- Problem to work on
Tally every line of the listing where the string "document" is found, and state the total alone.

[Rows from a dataset]
--- Begin ---
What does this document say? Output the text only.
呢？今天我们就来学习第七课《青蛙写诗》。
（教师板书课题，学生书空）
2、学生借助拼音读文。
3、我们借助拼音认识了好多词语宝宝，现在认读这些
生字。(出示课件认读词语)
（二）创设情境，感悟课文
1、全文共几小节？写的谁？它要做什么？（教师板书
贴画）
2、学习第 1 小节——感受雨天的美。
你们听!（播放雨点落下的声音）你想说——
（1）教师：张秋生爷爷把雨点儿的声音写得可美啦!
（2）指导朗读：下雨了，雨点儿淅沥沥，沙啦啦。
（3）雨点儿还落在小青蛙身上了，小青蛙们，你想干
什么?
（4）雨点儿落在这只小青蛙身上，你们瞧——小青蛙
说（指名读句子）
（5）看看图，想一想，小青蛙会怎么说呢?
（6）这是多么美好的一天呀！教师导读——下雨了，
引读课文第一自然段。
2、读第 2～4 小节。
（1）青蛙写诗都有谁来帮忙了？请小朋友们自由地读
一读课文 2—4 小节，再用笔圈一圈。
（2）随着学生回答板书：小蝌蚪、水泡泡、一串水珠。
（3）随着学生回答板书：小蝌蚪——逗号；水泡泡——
--- End ---
--- Begin ---
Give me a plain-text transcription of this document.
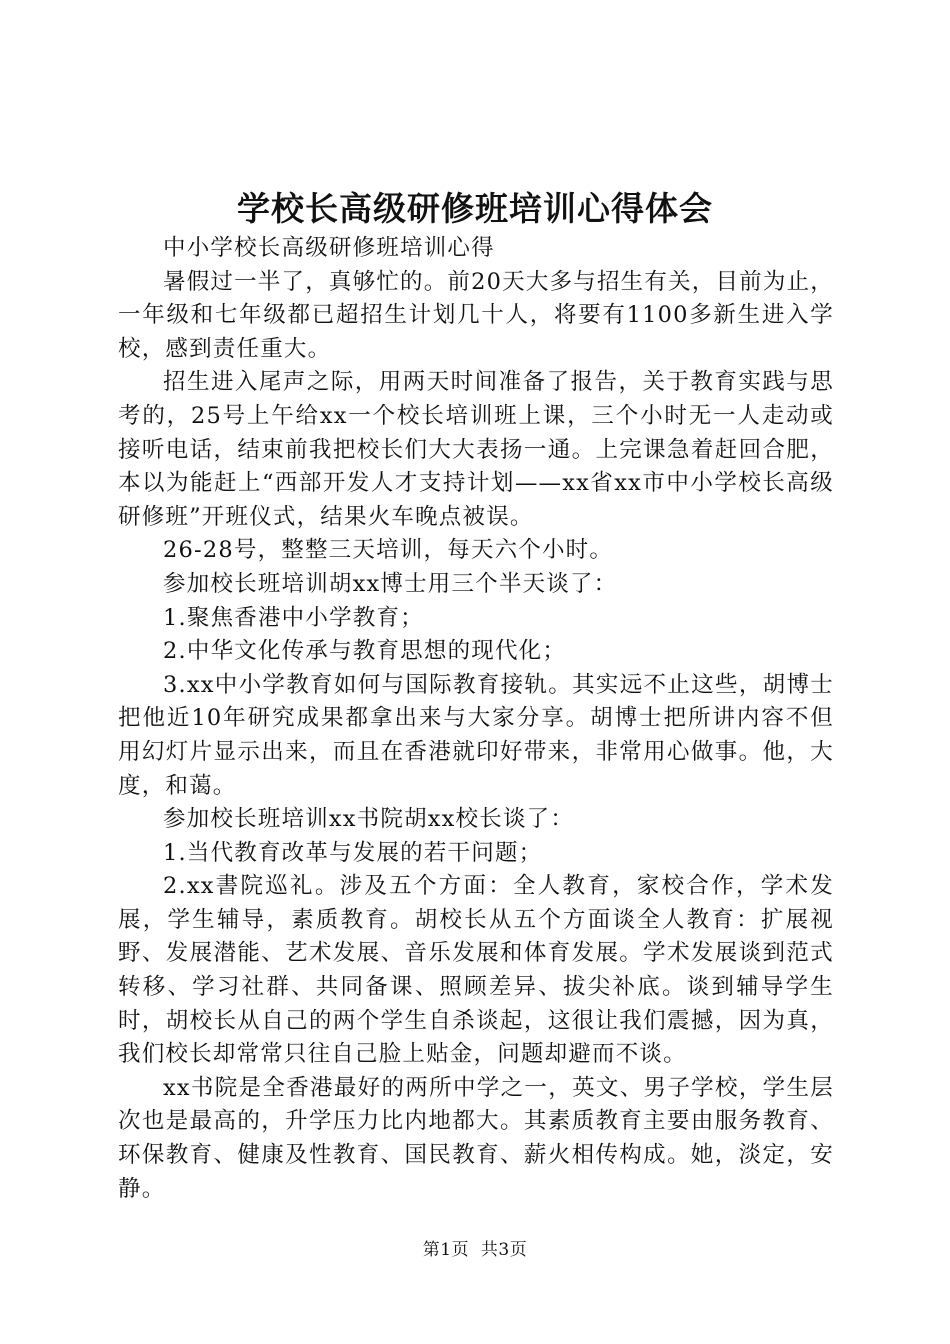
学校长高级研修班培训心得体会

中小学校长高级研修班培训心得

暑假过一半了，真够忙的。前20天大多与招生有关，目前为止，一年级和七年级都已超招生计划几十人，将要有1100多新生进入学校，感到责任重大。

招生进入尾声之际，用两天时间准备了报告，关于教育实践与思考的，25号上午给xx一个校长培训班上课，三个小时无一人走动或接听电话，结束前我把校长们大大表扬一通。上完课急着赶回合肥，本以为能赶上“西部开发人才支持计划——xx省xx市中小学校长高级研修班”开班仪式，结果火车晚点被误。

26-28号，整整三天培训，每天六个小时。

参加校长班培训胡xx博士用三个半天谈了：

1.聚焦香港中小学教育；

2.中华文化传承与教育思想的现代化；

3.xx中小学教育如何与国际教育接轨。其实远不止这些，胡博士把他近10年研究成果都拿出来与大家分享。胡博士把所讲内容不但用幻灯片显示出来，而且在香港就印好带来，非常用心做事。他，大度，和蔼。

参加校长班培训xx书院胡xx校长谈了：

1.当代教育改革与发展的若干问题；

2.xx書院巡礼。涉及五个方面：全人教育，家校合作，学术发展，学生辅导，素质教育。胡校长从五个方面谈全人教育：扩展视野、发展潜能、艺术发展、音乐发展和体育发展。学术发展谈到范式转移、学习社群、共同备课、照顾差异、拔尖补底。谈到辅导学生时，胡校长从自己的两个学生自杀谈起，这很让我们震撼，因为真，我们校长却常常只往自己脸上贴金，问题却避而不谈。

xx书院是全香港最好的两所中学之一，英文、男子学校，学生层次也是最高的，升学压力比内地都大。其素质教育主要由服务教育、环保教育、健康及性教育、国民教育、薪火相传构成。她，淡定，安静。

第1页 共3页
--- End ---
- Final answer
2